_GOAL_
Print exactly the lines from the one containing "Reverse-engineer this chart into JSON." through the last line of the records below, both included, and nothing else; omit any pictures.

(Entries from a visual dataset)
>>>

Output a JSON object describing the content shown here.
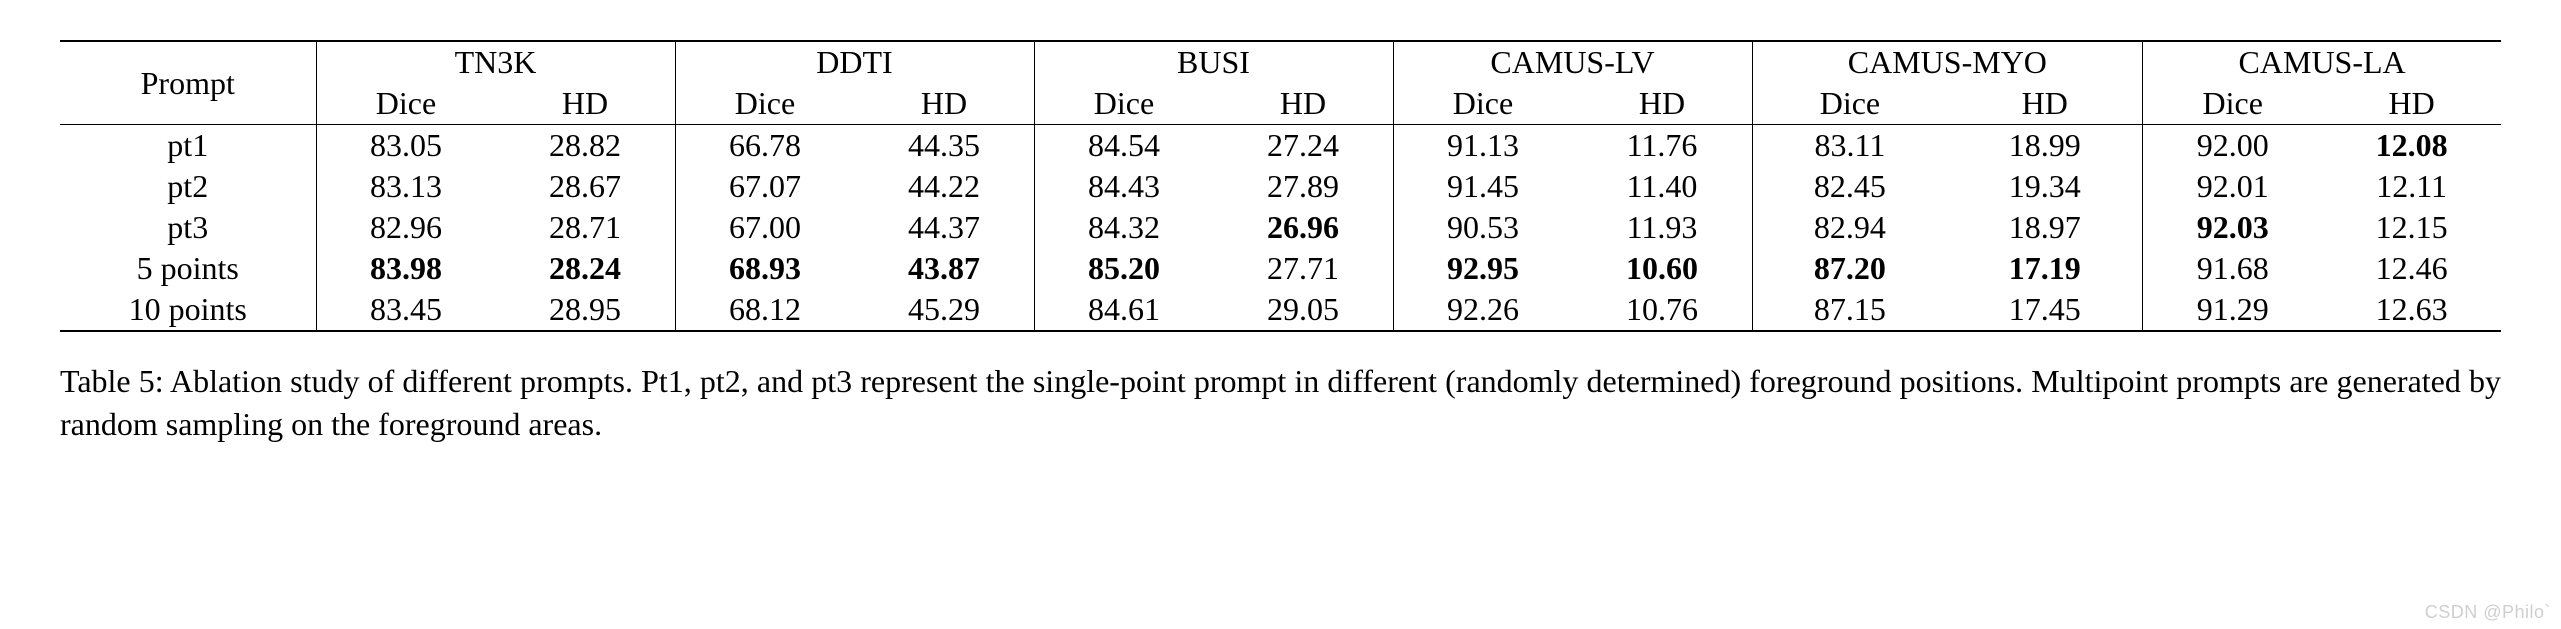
{
  "table": {
    "prompt_header": "Prompt",
    "datasets": [
      "TN3K",
      "DDTI",
      "BUSI",
      "CAMUS-LV",
      "CAMUS-MYO",
      "CAMUS-LA"
    ],
    "metrics": [
      "Dice",
      "HD"
    ],
    "rows": [
      {
        "label": "pt1",
        "values": [
          {
            "v": "83.05",
            "bold": false
          },
          {
            "v": "28.82",
            "bold": false
          },
          {
            "v": "66.78",
            "bold": false
          },
          {
            "v": "44.35",
            "bold": false
          },
          {
            "v": "84.54",
            "bold": false
          },
          {
            "v": "27.24",
            "bold": false
          },
          {
            "v": "91.13",
            "bold": false
          },
          {
            "v": "11.76",
            "bold": false
          },
          {
            "v": "83.11",
            "bold": false
          },
          {
            "v": "18.99",
            "bold": false
          },
          {
            "v": "92.00",
            "bold": false
          },
          {
            "v": "12.08",
            "bold": true
          }
        ]
      },
      {
        "label": "pt2",
        "values": [
          {
            "v": "83.13",
            "bold": false
          },
          {
            "v": "28.67",
            "bold": false
          },
          {
            "v": "67.07",
            "bold": false
          },
          {
            "v": "44.22",
            "bold": false
          },
          {
            "v": "84.43",
            "bold": false
          },
          {
            "v": "27.89",
            "bold": false
          },
          {
            "v": "91.45",
            "bold": false
          },
          {
            "v": "11.40",
            "bold": false
          },
          {
            "v": "82.45",
            "bold": false
          },
          {
            "v": "19.34",
            "bold": false
          },
          {
            "v": "92.01",
            "bold": false
          },
          {
            "v": "12.11",
            "bold": false
          }
        ]
      },
      {
        "label": "pt3",
        "values": [
          {
            "v": "82.96",
            "bold": false
          },
          {
            "v": "28.71",
            "bold": false
          },
          {
            "v": "67.00",
            "bold": false
          },
          {
            "v": "44.37",
            "bold": false
          },
          {
            "v": "84.32",
            "bold": false
          },
          {
            "v": "26.96",
            "bold": true
          },
          {
            "v": "90.53",
            "bold": false
          },
          {
            "v": "11.93",
            "bold": false
          },
          {
            "v": "82.94",
            "bold": false
          },
          {
            "v": "18.97",
            "bold": false
          },
          {
            "v": "92.03",
            "bold": true
          },
          {
            "v": "12.15",
            "bold": false
          }
        ]
      },
      {
        "label": "5 points",
        "values": [
          {
            "v": "83.98",
            "bold": true
          },
          {
            "v": "28.24",
            "bold": true
          },
          {
            "v": "68.93",
            "bold": true
          },
          {
            "v": "43.87",
            "bold": true
          },
          {
            "v": "85.20",
            "bold": true
          },
          {
            "v": "27.71",
            "bold": false
          },
          {
            "v": "92.95",
            "bold": true
          },
          {
            "v": "10.60",
            "bold": true
          },
          {
            "v": "87.20",
            "bold": true
          },
          {
            "v": "17.19",
            "bold": true
          },
          {
            "v": "91.68",
            "bold": false
          },
          {
            "v": "12.46",
            "bold": false
          }
        ]
      },
      {
        "label": "10 points",
        "values": [
          {
            "v": "83.45",
            "bold": false
          },
          {
            "v": "28.95",
            "bold": false
          },
          {
            "v": "68.12",
            "bold": false
          },
          {
            "v": "45.29",
            "bold": false
          },
          {
            "v": "84.61",
            "bold": false
          },
          {
            "v": "29.05",
            "bold": false
          },
          {
            "v": "92.26",
            "bold": false
          },
          {
            "v": "10.76",
            "bold": false
          },
          {
            "v": "87.15",
            "bold": false
          },
          {
            "v": "17.45",
            "bold": false
          },
          {
            "v": "91.29",
            "bold": false
          },
          {
            "v": "12.63",
            "bold": false
          }
        ]
      }
    ]
  },
  "caption": "Table 5: Ablation study of different prompts. Pt1, pt2, and pt3 represent the single-point prompt in different (randomly determined) foreground positions. Multipoint prompts are generated by random sampling on the foreground areas.",
  "watermark": "CSDN @Philo`"
}
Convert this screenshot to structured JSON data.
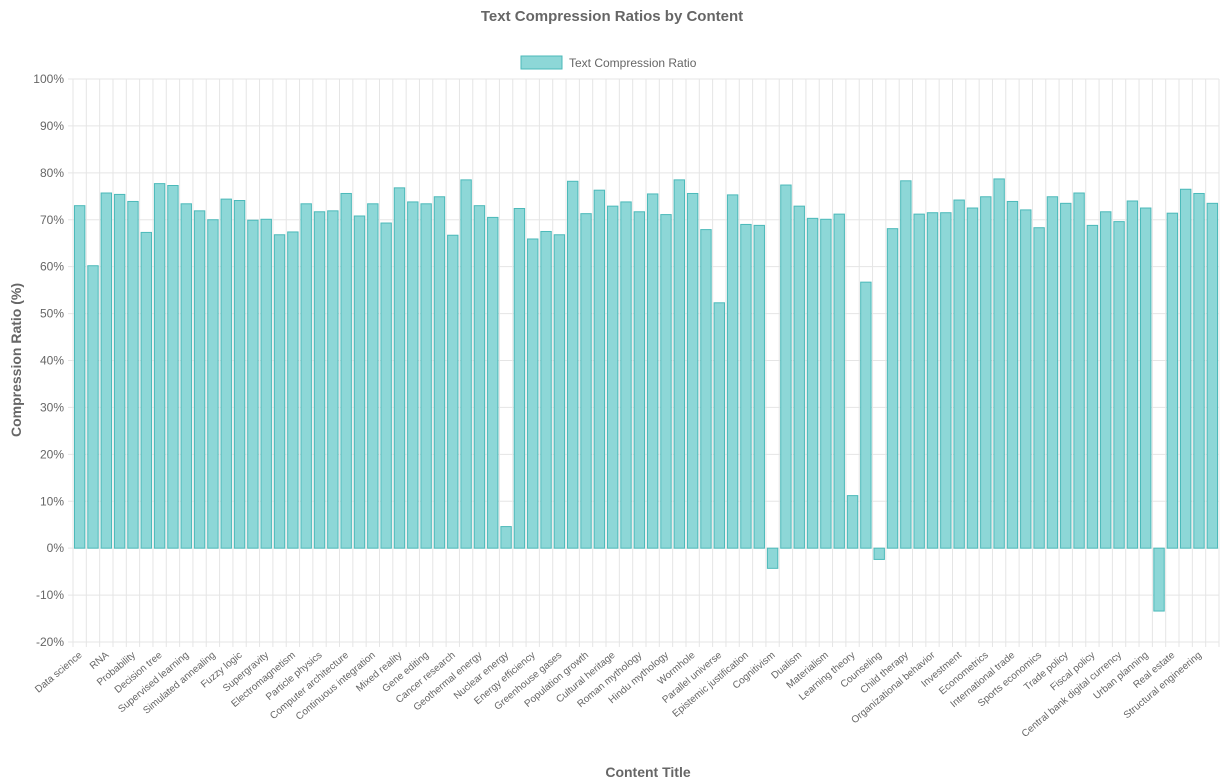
{
  "chart_data": {
    "type": "bar",
    "title": "Text Compression Ratios by Content",
    "xlabel": "Content Title",
    "ylabel": "Compression Ratio (%)",
    "ylim": [
      -20,
      100
    ],
    "y_tick_step": 10,
    "y_tick_suffix": "%",
    "grid": true,
    "legend_position": "top-center",
    "colors": {
      "bar_fill": "#8dd7d7",
      "bar_stroke": "#4bb9b9"
    },
    "series": [
      {
        "name": "Text Compression Ratio",
        "values": [
          73.0,
          60.2,
          75.7,
          75.4,
          73.9,
          67.3,
          77.7,
          77.3,
          73.4,
          71.9,
          70.0,
          74.4,
          74.1,
          69.9,
          70.1,
          66.8,
          67.4,
          73.4,
          71.7,
          71.9,
          75.6,
          70.8,
          73.4,
          69.3,
          76.8,
          73.8,
          73.4,
          74.9,
          66.7,
          78.5,
          73.0,
          70.5,
          4.6,
          72.4,
          65.9,
          67.5,
          66.8,
          78.2,
          71.3,
          76.3,
          72.9,
          73.8,
          71.7,
          75.5,
          71.1,
          78.5,
          75.6,
          67.9,
          52.3,
          75.3,
          69.0,
          68.8,
          -4.3,
          77.4,
          72.9,
          70.3,
          70.1,
          71.2,
          11.2,
          56.7,
          -2.4,
          68.1,
          78.3,
          71.2,
          71.5,
          71.5,
          74.2,
          72.5,
          74.9,
          78.7,
          73.9,
          72.1,
          68.3,
          74.9,
          73.5,
          75.7,
          68.8,
          71.7,
          69.6,
          74.0,
          72.5,
          -13.4,
          71.4,
          76.5,
          75.6,
          73.5
        ]
      }
    ],
    "categories": [
      "Data science",
      "",
      "RNA",
      "",
      "Probability",
      "",
      "Decision tree",
      "",
      "Supervised learning",
      "",
      "Simulated annealing",
      "",
      "Fuzzy logic",
      "",
      "Supergravity",
      "",
      "Electromagnetism",
      "",
      "Particle physics",
      "",
      "Computer architecture",
      "",
      "Continuous integration",
      "",
      "Mixed reality",
      "",
      "Gene editing",
      "",
      "Cancer research",
      "",
      "Geothermal energy",
      "",
      "Nuclear energy",
      "",
      "Energy efficiency",
      "",
      "Greenhouse gases",
      "",
      "Population growth",
      "",
      "Cultural heritage",
      "",
      "Roman mythology",
      "",
      "Hindu mythology",
      "",
      "Wormhole",
      "",
      "Parallel universe",
      "",
      "Epistemic justification",
      "",
      "Cognitivism",
      "",
      "Dualism",
      "",
      "Materialism",
      "",
      "Learning theory",
      "",
      "Counseling",
      "",
      "Child therapy",
      "",
      "Organizational behavior",
      "",
      "Investment",
      "",
      "Econometrics",
      "",
      "International trade",
      "",
      "Sports economics",
      "",
      "Trade policy",
      "",
      "Fiscal policy",
      "",
      "Central bank digital currency",
      "",
      "Urban planning",
      "",
      "Real estate",
      "",
      "Structural engineering",
      ""
    ]
  }
}
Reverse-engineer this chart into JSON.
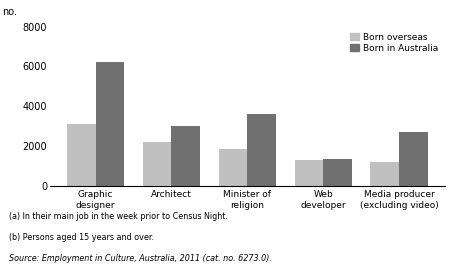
{
  "categories": [
    "Graphic\ndesigner",
    "Architect",
    "Minister of\nreligion",
    "Web\ndeveloper",
    "Media producer\n(excluding video)"
  ],
  "born_overseas": [
    3100,
    2200,
    1850,
    1300,
    1200
  ],
  "born_australia": [
    6200,
    3000,
    3600,
    1350,
    2700
  ],
  "color_overseas": "#c0c0c0",
  "color_australia": "#707070",
  "ylim": [
    0,
    8000
  ],
  "yticks": [
    0,
    2000,
    4000,
    6000,
    8000
  ],
  "legend_overseas": "Born overseas",
  "legend_australia": "Born in Australia",
  "footnote1": "(a) In their main job in the week prior to Census Night.",
  "footnote2": "(b) Persons aged 15 years and over.",
  "source": "Source: Employment in Culture, Australia, 2011 (cat. no. 6273.0).",
  "bar_width": 0.38,
  "fig_width": 4.54,
  "fig_height": 2.65,
  "dpi": 100
}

<<<

_WRITTEN SOLUTION_
Reverse-engineer this chart into JSON.
{
  "categories": [
    "Graphic\ndesigner",
    "Architect",
    "Minister of\nreligion",
    "Web\ndeveloper",
    "Media producer\n(excluding video)"
  ],
  "born_overseas": [
    3100,
    2200,
    1850,
    1300,
    1200
  ],
  "born_australia": [
    6200,
    3000,
    3600,
    1350,
    2700
  ],
  "color_overseas": "#c0c0c0",
  "color_australia": "#707070",
  "ylim": [
    0,
    8000
  ],
  "yticks": [
    0,
    2000,
    4000,
    6000,
    8000
  ],
  "legend_overseas": "Born overseas",
  "legend_australia": "Born in Australia",
  "footnote1": "(a) In their main job in the week prior to Census Night.",
  "footnote2": "(b) Persons aged 15 years and over.",
  "source": "Source: Employment in Culture, Australia, 2011 (cat. no. 6273.0).",
  "bar_width": 0.38,
  "fig_width": 4.54,
  "fig_height": 2.65,
  "dpi": 100
}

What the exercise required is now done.